Set task: Could you output each line of the data that follows exactly?

-------- The input --------

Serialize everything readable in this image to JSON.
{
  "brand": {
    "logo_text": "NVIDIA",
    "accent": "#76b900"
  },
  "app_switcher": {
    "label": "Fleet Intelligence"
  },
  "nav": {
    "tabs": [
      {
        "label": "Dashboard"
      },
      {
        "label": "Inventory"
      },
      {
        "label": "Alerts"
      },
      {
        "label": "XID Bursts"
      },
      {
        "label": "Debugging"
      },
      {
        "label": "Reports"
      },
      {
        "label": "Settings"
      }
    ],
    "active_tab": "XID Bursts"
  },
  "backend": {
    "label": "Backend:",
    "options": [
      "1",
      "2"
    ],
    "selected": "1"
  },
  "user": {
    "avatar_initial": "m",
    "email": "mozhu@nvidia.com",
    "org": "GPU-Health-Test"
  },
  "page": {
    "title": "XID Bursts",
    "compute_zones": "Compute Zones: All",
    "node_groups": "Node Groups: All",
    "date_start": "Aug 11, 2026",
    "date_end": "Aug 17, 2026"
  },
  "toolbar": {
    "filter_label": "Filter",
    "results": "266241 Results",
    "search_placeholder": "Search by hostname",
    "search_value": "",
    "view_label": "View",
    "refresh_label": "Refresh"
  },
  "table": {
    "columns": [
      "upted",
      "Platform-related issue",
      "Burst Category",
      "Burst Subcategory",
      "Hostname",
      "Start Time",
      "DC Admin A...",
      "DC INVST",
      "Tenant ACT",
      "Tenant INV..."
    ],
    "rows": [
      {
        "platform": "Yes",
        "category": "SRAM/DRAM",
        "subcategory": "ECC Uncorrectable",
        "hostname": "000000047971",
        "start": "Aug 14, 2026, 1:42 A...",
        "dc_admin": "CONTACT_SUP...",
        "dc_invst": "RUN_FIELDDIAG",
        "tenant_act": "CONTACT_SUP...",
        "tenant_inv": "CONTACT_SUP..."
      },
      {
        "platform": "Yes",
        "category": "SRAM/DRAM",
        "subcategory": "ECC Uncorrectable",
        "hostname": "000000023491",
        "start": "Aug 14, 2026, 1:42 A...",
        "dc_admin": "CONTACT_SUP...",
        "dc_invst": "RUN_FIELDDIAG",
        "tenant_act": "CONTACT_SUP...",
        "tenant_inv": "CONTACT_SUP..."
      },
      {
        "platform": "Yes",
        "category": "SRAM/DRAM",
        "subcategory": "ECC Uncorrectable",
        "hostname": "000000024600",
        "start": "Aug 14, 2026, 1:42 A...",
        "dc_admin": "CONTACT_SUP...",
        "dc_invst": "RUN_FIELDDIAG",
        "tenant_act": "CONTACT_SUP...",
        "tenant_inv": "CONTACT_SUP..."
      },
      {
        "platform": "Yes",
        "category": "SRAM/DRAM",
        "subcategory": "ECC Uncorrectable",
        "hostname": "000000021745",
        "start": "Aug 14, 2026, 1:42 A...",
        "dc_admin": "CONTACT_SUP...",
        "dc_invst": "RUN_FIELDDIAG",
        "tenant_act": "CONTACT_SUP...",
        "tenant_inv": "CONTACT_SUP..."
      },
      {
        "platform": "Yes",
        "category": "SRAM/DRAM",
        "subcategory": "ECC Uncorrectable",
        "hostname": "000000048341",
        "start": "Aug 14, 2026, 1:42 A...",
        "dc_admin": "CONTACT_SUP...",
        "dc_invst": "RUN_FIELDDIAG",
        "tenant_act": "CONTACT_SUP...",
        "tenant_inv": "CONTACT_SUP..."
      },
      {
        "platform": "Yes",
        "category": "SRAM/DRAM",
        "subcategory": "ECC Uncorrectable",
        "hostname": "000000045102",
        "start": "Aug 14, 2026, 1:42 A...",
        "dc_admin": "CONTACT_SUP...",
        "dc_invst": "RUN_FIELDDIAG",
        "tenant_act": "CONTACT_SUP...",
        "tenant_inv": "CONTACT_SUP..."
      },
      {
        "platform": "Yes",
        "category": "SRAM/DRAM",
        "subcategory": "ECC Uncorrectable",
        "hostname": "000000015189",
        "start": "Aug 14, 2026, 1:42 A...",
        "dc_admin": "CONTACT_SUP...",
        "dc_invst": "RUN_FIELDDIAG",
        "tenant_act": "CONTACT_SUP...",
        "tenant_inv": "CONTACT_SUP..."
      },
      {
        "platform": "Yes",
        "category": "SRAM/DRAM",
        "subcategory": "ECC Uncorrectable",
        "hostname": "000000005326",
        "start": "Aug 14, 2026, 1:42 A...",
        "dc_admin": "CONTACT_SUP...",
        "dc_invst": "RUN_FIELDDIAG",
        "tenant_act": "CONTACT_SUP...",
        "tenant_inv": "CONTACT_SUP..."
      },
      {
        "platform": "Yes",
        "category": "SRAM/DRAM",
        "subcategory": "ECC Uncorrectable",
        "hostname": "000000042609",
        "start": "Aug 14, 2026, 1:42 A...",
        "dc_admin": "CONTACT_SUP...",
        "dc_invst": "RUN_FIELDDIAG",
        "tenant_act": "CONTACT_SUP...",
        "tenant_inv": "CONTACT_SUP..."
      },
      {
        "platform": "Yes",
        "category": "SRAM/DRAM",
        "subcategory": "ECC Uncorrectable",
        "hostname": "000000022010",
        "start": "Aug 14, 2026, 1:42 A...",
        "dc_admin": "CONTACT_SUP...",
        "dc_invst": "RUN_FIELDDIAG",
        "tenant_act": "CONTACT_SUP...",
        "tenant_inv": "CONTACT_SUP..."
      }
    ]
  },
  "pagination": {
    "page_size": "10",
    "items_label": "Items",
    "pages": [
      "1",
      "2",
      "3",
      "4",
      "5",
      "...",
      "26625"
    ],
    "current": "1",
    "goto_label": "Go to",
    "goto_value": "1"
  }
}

--------

Response for this exercise:
Serialize everything readable in this image to JSON.
{
  "brand": {
    "logo_text": "NVIDIA",
    "accent": "#76b900"
  },
  "app_switcher": {
    "label": "Fleet Intelligence"
  },
  "nav": {
    "tabs": [
      {
        "label": "Dashboard"
      },
      {
        "label": "Inventory"
      },
      {
        "label": "Alerts"
      },
      {
        "label": "XID Bursts"
      },
      {
        "label": "Debugging"
      },
      {
        "label": "Reports"
      },
      {
        "label": "Settings"
      }
    ],
    "active_tab": "XID Bursts"
  },
  "backend": {
    "label": "Backend:",
    "options": [
      "1",
      "2"
    ],
    "selected": "1"
  },
  "user": {
    "avatar_initial": "m",
    "email": "mozhu@nvidia.com",
    "org": "GPU-Health-Test"
  },
  "page": {
    "title": "XID Bursts",
    "compute_zones": "Compute Zones: All",
    "node_groups": "Node Groups: All",
    "date_start": "Aug 11, 2026",
    "date_end": "Aug 17, 2026"
  },
  "toolbar": {
    "filter_label": "Filter",
    "results": "266241 Results",
    "search_placeholder": "Search by hostname",
    "search_value": "",
    "view_label": "View",
    "refresh_label": "Refresh"
  },
  "table": {
    "columns": [
      "upted",
      "Platform-related issue",
      "Burst Category",
      "Burst Subcategory",
      "Hostname",
      "Start Time",
      "DC Admin A...",
      "DC INVST",
      "Tenant ACT",
      "Tenant INV..."
    ],
    "rows": [
      {
        "platform": "Yes",
        "category": "SRAM/DRAM",
        "subcategory": "ECC Uncorrectable",
        "hostname": "000000047971",
        "start": "Aug 14, 2026, 1:42 A...",
        "dc_admin": "CONTACT_SUP...",
        "dc_invst": "RUN_FIELDDIAG",
        "tenant_act": "CONTACT_SUP...",
        "tenant_inv": "CONTACT_SUP..."
      },
      {
        "platform": "Yes",
        "category": "SRAM/DRAM",
        "subcategory": "ECC Uncorrectable",
        "hostname": "000000023491",
        "start": "Aug 14, 2026, 1:42 A...",
        "dc_admin": "CONTACT_SUP...",
        "dc_invst": "RUN_FIELDDIAG",
        "tenant_act": "CONTACT_SUP...",
        "tenant_inv": "CONTACT_SUP..."
      },
      {
        "platform": "Yes",
        "category": "SRAM/DRAM",
        "subcategory": "ECC Uncorrectable",
        "hostname": "000000024600",
        "start": "Aug 14, 2026, 1:42 A...",
        "dc_admin": "CONTACT_SUP...",
        "dc_invst": "RUN_FIELDDIAG",
        "tenant_act": "CONTACT_SUP...",
        "tenant_inv": "CONTACT_SUP..."
      },
      {
        "platform": "Yes",
        "category": "SRAM/DRAM",
        "subcategory": "ECC Uncorrectable",
        "hostname": "000000021745",
        "start": "Aug 14, 2026, 1:42 A...",
        "dc_admin": "CONTACT_SUP...",
        "dc_invst": "RUN_FIELDDIAG",
        "tenant_act": "CONTACT_SUP...",
        "tenant_inv": "CONTACT_SUP..."
      },
      {
        "platform": "Yes",
        "category": "SRAM/DRAM",
        "subcategory": "ECC Uncorrectable",
        "hostname": "000000048341",
        "start": "Aug 14, 2026, 1:42 A...",
        "dc_admin": "CONTACT_SUP...",
        "dc_invst": "RUN_FIELDDIAG",
        "tenant_act": "CONTACT_SUP...",
        "tenant_inv": "CONTACT_SUP..."
      },
      {
        "platform": "Yes",
        "category": "SRAM/DRAM",
        "subcategory": "ECC Uncorrectable",
        "hostname": "000000045102",
        "start": "Aug 14, 2026, 1:42 A...",
        "dc_admin": "CONTACT_SUP...",
        "dc_invst": "RUN_FIELDDIAG",
        "tenant_act": "CONTACT_SUP...",
        "tenant_inv": "CONTACT_SUP..."
      },
      {
        "platform": "Yes",
        "category": "SRAM/DRAM",
        "subcategory": "ECC Uncorrectable",
        "hostname": "000000015189",
        "start": "Aug 14, 2026, 1:42 A...",
        "dc_admin": "CONTACT_SUP...",
        "dc_invst": "RUN_FIELDDIAG",
        "tenant_act": "CONTACT_SUP...",
        "tenant_inv": "CONTACT_SUP..."
      },
      {
        "platform": "Yes",
        "category": "SRAM/DRAM",
        "subcategory": "ECC Uncorrectable",
        "hostname": "000000005326",
        "start": "Aug 14, 2026, 1:42 A...",
        "dc_admin": "CONTACT_SUP...",
        "dc_invst": "RUN_FIELDDIAG",
        "tenant_act": "CONTACT_SUP...",
        "tenant_inv": "CONTACT_SUP..."
      },
      {
        "platform": "Yes",
        "category": "SRAM/DRAM",
        "subcategory": "ECC Uncorrectable",
        "hostname": "000000042609",
        "start": "Aug 14, 2026, 1:42 A...",
        "dc_admin": "CONTACT_SUP...",
        "dc_invst": "RUN_FIELDDIAG",
        "tenant_act": "CONTACT_SUP...",
        "tenant_inv": "CONTACT_SUP..."
      },
      {
        "platform": "Yes",
        "category": "SRAM/DRAM",
        "subcategory": "ECC Uncorrectable",
        "hostname": "000000022010",
        "start": "Aug 14, 2026, 1:42 A...",
        "dc_admin": "CONTACT_SUP...",
        "dc_invst": "RUN_FIELDDIAG",
        "tenant_act": "CONTACT_SUP...",
        "tenant_inv": "CONTACT_SUP..."
      }
    ]
  },
  "pagination": {
    "page_size": "10",
    "items_label": "Items",
    "pages": [
      "1",
      "2",
      "3",
      "4",
      "5",
      "...",
      "26625"
    ],
    "current": "1",
    "goto_label": "Go to",
    "goto_value": "1"
  }
}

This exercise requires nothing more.